§ What you are asked to do:
Render the lines from the first one through the line holding "table-row: 175/65-14 — [273, 309, 328, 326]", inclusive, as a Markdown table with a "No." column for the row number and an "Entry" column for the line, leaving out any blank lines.

** BEGIN Task data **

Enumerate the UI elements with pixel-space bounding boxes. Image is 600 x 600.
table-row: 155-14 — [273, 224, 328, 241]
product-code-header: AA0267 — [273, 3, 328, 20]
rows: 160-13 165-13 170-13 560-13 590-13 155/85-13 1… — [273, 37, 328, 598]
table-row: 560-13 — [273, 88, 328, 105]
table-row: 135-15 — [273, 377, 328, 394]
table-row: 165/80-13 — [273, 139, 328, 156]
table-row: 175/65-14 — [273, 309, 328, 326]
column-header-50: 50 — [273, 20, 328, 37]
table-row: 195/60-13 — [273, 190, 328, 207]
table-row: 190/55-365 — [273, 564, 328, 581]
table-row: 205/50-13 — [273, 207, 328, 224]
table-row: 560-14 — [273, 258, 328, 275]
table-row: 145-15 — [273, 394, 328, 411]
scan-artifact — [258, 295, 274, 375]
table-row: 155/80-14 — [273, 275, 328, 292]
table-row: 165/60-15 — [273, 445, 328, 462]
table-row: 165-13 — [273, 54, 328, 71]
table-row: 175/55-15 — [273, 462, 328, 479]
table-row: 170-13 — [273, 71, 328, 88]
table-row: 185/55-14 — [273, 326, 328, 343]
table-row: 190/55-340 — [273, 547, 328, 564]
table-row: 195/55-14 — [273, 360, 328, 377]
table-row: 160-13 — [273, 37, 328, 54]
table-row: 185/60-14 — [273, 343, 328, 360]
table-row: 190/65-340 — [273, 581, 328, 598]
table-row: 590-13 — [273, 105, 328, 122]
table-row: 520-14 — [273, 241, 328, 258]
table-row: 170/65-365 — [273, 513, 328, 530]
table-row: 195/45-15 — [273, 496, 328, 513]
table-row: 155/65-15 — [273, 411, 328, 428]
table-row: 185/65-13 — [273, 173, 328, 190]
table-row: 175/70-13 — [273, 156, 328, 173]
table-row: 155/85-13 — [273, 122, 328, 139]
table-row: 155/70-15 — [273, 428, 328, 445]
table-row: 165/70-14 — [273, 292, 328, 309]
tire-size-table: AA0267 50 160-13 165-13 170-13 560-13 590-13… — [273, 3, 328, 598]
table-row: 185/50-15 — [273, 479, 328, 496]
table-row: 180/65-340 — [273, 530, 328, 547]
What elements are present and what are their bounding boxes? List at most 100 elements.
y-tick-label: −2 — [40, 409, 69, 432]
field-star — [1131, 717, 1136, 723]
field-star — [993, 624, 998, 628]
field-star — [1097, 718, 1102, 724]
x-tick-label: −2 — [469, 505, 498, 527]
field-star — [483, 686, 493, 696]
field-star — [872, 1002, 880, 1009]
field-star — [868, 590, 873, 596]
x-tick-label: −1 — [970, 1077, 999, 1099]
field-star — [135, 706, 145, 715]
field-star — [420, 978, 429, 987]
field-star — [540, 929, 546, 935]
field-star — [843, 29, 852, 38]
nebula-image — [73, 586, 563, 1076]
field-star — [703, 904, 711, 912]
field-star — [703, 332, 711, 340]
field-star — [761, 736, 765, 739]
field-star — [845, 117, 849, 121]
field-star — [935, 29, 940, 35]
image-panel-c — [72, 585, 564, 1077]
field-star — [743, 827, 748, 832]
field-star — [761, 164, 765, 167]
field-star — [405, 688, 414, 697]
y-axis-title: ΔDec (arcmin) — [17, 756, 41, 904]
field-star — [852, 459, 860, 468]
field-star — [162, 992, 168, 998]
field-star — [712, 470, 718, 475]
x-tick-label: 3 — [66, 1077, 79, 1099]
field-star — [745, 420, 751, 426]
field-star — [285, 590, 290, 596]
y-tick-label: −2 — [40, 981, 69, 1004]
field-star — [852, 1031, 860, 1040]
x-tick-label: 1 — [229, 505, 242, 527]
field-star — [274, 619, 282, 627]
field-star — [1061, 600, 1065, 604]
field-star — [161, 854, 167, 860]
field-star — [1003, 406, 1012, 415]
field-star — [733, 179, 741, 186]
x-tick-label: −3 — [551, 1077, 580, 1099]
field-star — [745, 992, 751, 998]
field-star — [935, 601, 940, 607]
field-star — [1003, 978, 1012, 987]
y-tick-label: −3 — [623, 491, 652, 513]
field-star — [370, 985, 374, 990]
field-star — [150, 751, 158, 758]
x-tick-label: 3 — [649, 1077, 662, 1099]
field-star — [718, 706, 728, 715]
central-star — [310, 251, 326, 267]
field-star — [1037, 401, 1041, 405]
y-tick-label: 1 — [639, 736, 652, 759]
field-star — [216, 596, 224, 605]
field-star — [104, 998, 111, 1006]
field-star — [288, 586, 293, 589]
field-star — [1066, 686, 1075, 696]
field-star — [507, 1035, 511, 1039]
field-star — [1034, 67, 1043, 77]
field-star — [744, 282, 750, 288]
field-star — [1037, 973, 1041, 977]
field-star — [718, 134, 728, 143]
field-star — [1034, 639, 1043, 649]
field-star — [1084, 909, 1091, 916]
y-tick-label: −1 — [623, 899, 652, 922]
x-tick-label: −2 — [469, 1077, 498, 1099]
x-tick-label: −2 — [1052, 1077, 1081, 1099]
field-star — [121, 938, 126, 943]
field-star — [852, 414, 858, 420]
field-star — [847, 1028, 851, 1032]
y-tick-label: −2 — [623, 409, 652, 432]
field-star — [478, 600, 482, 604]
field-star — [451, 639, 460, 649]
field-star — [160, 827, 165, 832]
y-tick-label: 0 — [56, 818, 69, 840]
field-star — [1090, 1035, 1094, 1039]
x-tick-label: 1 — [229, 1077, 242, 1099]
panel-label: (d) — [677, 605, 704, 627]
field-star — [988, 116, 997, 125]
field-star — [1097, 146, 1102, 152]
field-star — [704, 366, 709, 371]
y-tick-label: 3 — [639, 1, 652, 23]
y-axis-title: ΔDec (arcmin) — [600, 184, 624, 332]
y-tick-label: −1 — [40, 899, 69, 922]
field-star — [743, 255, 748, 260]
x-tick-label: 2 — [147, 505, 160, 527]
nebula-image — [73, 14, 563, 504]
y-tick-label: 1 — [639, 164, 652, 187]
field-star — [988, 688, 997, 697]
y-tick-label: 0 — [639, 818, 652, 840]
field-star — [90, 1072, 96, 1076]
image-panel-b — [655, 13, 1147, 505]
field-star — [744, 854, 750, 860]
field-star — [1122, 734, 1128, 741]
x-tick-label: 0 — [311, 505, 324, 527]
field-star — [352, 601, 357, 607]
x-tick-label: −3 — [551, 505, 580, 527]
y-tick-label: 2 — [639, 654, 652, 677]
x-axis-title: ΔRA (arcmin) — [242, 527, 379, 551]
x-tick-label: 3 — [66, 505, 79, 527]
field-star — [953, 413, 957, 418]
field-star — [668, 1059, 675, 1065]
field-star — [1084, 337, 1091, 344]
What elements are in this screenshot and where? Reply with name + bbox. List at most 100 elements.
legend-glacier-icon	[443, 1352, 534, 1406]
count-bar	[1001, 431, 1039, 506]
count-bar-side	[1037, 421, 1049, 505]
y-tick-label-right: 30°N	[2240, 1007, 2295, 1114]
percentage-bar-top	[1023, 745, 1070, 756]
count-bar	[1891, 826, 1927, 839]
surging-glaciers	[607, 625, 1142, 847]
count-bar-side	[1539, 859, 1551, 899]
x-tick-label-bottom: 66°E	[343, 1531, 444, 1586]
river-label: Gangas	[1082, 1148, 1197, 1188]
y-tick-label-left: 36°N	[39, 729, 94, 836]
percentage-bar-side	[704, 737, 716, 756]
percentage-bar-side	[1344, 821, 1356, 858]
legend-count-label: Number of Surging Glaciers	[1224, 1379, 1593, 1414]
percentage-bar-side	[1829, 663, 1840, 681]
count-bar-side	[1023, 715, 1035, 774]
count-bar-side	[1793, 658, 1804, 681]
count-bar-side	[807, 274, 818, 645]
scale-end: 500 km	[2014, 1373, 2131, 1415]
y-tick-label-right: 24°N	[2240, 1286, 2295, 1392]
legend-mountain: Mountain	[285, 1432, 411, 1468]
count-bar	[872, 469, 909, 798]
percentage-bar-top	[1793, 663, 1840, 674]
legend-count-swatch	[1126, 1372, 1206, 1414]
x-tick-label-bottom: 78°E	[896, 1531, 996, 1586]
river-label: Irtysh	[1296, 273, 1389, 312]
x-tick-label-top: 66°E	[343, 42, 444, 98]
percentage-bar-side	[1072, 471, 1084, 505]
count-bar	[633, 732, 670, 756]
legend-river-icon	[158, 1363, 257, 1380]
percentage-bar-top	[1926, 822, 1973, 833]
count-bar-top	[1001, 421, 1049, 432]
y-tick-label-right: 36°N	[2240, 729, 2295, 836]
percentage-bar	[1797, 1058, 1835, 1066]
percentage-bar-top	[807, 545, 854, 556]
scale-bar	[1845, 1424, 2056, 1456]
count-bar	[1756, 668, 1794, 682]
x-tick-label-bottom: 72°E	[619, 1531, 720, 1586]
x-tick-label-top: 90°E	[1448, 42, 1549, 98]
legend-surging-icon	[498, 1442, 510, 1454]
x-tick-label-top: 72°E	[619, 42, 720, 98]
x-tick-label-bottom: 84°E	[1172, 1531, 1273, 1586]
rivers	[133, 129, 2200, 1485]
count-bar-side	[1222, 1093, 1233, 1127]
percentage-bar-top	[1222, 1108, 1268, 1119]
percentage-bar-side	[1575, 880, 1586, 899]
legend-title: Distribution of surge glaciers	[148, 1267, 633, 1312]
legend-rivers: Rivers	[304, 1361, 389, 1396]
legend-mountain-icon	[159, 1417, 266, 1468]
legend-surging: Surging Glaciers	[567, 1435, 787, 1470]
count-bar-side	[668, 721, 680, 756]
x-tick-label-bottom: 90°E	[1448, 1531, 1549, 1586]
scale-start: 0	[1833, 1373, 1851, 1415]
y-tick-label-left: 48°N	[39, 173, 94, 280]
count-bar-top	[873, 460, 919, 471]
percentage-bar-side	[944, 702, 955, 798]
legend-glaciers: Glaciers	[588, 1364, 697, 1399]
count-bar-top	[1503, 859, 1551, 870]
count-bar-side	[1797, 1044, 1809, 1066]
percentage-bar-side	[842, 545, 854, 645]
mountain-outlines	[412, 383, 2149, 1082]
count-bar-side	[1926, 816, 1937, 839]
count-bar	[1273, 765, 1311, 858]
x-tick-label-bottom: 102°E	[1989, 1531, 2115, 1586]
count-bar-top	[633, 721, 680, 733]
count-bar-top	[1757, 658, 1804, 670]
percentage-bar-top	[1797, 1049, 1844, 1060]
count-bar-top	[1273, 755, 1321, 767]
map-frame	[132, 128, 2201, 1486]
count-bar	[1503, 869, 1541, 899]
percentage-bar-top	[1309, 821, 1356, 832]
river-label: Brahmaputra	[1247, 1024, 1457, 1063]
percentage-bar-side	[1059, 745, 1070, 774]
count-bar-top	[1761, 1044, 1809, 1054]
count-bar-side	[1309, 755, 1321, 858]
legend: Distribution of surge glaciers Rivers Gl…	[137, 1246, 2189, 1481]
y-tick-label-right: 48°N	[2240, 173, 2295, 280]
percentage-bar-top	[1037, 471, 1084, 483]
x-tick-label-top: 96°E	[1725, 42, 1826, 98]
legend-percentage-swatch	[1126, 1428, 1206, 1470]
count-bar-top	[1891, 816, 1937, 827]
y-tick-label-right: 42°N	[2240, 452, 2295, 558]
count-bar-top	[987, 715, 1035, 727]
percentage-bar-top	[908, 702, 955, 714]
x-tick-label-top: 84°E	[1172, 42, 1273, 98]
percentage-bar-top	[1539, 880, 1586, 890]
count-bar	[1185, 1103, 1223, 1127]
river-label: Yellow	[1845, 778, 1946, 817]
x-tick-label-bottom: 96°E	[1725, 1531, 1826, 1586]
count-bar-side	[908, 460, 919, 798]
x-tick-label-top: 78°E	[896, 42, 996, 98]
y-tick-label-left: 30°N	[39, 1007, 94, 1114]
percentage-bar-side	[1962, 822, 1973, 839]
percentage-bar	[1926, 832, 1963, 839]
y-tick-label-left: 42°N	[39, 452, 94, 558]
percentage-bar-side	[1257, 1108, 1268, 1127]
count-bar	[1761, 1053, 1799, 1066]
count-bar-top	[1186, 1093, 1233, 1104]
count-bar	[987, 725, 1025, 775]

** END Task data **

§ Problem solution:
| No. | Entry |
|---|---|
| 1 | Enumerate the UI elements with pixel-space bounding boxes. Image is 600 x 600. |
| 2 | table-row: 155-14 — [273, 224, 328, 241] |
| 3 | product-code-header: AA0267 — [273, 3, 328, 20] |
| 4 | rows: 160-13 165-13 170-13 560-13 590-13 155/85-13 1… — [273, 37, 328, 598] |
| 5 | table-row: 560-13 — [273, 88, 328, 105] |
| 6 | table-row: 135-15 — [273, 377, 328, 394] |
| 7 | table-row: 165/80-13 — [273, 139, 328, 156] |
| 8 | table-row: 175/65-14 — [273, 309, 328, 326] |